• **Work required**
Find every line of the listing below where "mạnh" appears, and copy it.

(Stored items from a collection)
===

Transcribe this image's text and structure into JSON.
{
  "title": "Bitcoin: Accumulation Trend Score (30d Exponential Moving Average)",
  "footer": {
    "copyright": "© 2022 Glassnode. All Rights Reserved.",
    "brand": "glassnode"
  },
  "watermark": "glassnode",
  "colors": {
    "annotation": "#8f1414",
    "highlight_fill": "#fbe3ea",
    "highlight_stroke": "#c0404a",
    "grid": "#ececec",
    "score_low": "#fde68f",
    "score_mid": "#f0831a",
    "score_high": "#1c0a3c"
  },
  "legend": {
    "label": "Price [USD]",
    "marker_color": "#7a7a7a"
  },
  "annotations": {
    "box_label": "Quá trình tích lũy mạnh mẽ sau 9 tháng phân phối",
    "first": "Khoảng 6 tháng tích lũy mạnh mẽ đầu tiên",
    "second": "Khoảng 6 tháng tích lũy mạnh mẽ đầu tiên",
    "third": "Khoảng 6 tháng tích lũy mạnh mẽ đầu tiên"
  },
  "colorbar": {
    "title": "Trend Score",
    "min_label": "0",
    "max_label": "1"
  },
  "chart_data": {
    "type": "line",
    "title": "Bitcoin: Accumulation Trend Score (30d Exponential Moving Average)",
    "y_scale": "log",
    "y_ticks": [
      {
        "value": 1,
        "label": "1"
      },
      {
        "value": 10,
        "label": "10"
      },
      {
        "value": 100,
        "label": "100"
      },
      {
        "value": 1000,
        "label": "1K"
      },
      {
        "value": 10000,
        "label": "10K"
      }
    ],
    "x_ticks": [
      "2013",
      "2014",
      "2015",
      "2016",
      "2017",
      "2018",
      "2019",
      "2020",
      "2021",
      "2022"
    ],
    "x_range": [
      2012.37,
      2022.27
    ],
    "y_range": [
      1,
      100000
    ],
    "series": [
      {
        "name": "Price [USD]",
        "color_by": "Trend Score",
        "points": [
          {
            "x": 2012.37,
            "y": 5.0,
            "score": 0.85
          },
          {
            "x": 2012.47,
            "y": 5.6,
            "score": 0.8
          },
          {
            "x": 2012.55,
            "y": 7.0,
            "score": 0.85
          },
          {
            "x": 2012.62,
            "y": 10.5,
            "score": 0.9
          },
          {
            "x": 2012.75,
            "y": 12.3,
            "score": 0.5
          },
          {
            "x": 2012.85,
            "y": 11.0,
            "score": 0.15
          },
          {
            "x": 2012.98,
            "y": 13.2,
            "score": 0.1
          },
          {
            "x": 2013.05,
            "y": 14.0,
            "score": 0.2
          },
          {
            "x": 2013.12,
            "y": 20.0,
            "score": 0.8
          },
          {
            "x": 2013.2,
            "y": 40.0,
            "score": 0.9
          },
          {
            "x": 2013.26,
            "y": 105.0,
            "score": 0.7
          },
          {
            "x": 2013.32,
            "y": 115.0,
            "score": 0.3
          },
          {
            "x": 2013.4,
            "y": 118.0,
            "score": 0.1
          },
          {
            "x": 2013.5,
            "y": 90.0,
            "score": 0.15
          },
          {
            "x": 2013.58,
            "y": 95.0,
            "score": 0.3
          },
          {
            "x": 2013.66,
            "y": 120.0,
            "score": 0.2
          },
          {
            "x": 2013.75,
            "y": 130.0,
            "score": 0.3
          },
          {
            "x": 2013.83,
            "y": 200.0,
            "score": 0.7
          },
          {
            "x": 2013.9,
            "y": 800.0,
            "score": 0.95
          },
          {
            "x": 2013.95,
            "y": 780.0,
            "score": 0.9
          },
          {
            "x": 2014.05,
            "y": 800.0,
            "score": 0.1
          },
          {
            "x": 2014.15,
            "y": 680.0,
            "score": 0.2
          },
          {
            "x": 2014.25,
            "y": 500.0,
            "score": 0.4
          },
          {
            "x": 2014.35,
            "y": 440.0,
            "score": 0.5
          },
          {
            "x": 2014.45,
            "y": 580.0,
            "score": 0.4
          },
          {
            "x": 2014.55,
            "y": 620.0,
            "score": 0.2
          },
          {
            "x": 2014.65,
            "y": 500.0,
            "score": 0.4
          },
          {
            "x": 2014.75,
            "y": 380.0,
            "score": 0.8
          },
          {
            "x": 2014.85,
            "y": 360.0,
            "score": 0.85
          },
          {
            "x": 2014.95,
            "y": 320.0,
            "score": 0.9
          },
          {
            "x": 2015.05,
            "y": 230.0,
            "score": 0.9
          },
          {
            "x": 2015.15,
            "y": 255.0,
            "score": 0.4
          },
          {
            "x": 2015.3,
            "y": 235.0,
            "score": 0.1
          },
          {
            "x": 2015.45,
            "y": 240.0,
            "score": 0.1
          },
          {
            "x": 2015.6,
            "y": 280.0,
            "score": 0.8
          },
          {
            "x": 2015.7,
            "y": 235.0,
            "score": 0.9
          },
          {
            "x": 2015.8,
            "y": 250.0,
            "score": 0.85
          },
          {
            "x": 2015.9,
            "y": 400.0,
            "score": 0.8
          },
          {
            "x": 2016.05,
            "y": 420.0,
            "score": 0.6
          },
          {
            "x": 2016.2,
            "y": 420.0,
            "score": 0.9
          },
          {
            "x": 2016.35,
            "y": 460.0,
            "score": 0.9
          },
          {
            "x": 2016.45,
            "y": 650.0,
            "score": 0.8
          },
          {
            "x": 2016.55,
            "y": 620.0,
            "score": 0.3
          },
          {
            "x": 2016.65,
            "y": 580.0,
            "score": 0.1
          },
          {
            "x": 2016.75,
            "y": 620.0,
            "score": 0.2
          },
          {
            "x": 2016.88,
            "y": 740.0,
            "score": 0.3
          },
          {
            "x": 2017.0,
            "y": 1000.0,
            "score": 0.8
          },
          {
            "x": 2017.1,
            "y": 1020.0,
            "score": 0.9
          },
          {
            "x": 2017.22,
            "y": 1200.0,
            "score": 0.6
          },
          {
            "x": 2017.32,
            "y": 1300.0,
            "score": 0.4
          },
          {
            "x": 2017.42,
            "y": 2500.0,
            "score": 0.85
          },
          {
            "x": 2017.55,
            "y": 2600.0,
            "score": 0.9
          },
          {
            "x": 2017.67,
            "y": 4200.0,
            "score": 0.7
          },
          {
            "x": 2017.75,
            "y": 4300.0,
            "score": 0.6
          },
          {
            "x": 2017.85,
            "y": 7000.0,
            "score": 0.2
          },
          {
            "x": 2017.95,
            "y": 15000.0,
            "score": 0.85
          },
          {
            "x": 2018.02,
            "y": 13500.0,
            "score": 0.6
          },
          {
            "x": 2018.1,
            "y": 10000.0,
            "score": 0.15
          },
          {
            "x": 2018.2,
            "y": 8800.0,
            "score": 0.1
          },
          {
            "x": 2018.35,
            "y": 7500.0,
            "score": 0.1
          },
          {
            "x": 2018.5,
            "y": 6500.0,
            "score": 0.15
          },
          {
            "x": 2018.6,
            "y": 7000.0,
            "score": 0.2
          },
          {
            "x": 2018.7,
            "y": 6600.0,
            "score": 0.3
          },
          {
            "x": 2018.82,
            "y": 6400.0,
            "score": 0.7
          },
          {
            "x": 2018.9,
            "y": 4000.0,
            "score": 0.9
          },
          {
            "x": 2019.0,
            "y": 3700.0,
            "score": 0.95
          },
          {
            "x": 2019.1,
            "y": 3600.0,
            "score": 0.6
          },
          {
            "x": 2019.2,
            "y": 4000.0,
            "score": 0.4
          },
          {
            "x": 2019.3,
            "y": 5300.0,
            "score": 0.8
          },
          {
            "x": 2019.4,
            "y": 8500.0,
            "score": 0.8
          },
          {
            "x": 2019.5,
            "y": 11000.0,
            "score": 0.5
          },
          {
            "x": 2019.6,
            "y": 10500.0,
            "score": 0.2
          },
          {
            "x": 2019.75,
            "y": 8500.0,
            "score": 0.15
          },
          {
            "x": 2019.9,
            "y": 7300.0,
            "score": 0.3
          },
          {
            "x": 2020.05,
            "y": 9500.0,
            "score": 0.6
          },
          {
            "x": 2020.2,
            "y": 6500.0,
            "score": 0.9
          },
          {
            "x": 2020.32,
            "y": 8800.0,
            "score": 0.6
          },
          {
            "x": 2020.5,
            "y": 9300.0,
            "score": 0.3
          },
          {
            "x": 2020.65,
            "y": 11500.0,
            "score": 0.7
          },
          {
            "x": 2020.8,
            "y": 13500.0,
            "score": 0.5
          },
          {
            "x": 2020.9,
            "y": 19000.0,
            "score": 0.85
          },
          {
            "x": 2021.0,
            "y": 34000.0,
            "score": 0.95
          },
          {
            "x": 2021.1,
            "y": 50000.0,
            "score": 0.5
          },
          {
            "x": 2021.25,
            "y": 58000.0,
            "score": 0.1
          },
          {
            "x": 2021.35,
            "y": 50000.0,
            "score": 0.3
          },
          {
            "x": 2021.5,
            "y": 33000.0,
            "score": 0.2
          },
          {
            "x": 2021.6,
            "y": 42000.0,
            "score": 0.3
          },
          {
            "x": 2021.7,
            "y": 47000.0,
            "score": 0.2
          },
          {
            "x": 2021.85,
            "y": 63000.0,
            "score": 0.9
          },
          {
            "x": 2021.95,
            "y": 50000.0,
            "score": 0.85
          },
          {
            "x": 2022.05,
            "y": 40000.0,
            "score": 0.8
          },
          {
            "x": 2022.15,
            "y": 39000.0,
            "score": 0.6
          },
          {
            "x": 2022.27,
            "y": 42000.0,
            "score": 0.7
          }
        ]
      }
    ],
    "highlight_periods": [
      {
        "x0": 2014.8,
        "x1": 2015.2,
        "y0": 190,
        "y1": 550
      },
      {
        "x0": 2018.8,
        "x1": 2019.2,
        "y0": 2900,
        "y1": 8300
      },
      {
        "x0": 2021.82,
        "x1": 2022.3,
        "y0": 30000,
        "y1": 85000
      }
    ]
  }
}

===

• **Task result**
    "box_label": "Quá trình tích lũy mạnh mẽ sau 9 tháng phân phối",
    "first": "Khoảng 6 tháng tích lũy mạnh mẽ đầu tiên",
    "second": "Khoảng 6 tháng tích lũy mạnh mẽ đầu tiên",
    "third": "Khoảng 6 tháng tích lũy mạnh mẽ đầu tiên"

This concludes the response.